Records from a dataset
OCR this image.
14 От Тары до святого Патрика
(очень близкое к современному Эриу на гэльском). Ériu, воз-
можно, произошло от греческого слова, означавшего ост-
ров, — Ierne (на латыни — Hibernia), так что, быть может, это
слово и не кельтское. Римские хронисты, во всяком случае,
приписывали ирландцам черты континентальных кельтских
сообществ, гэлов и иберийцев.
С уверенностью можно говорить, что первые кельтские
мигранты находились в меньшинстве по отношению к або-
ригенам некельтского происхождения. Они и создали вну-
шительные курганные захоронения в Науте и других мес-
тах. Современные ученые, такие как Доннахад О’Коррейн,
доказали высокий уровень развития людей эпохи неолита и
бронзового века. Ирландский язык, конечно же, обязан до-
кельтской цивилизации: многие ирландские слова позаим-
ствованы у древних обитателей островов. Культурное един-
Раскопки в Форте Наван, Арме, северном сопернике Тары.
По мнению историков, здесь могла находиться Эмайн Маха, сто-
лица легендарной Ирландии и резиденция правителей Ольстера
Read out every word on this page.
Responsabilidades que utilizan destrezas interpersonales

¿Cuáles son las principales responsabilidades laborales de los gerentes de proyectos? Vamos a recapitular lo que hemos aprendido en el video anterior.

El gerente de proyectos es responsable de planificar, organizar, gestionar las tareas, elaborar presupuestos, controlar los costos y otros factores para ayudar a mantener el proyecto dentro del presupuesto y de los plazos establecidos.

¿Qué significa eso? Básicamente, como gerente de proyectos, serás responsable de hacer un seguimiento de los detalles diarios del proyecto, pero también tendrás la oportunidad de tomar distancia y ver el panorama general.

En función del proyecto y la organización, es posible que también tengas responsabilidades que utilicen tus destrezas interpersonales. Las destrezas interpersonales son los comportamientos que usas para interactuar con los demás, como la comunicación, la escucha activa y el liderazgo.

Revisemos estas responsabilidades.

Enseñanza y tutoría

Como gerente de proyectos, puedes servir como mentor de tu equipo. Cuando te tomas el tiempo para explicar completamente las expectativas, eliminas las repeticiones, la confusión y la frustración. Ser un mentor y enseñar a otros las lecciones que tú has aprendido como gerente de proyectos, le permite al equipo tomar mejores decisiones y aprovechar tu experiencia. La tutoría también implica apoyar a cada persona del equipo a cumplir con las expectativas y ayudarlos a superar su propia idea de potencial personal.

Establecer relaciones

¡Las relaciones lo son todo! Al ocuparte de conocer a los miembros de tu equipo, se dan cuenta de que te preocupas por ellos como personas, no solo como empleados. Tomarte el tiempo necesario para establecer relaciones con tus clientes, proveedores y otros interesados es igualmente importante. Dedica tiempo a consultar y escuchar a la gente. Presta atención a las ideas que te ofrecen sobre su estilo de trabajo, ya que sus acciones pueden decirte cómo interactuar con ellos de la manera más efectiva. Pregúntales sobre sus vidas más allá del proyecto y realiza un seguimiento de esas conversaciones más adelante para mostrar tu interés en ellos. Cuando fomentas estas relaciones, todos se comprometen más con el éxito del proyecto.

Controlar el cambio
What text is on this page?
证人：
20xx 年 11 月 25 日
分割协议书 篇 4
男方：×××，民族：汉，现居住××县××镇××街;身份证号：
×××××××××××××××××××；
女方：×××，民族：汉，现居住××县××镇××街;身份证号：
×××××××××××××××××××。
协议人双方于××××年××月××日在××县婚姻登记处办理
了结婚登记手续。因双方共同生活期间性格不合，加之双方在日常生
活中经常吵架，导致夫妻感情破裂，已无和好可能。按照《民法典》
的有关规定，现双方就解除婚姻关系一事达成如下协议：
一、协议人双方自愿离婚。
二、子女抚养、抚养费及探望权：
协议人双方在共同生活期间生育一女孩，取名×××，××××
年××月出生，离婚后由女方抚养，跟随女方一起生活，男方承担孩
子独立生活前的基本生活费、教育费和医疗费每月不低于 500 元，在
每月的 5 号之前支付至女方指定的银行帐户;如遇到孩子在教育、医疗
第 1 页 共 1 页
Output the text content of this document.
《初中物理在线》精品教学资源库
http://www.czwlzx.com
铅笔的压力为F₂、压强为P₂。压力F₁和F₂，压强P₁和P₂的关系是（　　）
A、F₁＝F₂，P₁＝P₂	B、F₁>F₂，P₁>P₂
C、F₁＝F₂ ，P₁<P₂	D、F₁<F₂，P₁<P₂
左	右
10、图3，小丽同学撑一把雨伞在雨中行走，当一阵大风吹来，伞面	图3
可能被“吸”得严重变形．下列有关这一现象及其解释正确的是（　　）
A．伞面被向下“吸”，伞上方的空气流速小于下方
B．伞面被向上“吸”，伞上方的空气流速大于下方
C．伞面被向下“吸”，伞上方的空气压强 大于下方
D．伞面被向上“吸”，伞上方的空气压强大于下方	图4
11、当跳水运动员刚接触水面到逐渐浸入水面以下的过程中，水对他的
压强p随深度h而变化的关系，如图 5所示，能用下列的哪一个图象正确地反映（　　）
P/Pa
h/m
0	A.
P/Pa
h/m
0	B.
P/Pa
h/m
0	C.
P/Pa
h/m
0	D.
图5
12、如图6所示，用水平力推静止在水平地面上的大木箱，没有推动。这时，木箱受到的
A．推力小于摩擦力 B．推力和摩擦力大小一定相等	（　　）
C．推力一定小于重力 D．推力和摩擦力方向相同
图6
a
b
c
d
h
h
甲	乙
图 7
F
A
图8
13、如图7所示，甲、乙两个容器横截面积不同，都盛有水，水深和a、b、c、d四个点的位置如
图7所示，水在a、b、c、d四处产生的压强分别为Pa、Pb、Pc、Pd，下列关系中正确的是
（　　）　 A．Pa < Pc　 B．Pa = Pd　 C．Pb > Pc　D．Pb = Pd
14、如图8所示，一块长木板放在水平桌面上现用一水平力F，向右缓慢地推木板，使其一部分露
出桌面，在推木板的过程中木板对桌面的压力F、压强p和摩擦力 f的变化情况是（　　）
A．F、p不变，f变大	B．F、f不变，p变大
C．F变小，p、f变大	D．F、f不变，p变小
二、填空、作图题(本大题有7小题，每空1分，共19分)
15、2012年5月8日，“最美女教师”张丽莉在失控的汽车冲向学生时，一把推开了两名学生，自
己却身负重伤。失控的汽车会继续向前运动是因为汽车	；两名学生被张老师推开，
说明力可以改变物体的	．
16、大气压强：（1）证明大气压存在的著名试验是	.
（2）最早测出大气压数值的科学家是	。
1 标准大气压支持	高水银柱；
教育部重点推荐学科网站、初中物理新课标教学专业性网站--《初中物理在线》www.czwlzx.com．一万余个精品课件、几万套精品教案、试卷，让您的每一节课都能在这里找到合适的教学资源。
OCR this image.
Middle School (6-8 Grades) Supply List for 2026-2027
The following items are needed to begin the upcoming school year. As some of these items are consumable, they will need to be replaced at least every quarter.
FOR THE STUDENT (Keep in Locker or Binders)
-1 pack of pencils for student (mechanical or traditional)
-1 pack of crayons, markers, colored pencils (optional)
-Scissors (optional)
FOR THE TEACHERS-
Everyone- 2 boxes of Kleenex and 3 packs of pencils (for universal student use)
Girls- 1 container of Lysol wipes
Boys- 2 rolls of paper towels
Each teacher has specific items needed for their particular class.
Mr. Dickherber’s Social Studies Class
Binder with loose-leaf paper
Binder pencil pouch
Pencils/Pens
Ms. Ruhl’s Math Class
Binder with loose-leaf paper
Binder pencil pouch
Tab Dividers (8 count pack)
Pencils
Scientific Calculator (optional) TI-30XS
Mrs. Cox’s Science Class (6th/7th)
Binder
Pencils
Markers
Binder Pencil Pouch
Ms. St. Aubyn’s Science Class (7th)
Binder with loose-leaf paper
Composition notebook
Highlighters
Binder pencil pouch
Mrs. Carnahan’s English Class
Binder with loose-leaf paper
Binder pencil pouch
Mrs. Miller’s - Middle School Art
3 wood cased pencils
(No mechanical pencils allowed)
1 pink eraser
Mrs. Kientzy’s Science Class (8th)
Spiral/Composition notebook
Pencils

• What needs to be done: Copy every line of the listing that contains the word "初中物理在线".

• Output for this exercise:
《初中物理在线》精品教学资源库
教育部重点推荐学科网站、初中物理新课标教学专业性网站--《初中物理在线》www.czwlzx.com．一万余个精品课件、几万套精品教案、试卷，让您的每一节课都能在这里找到合适的教学资源。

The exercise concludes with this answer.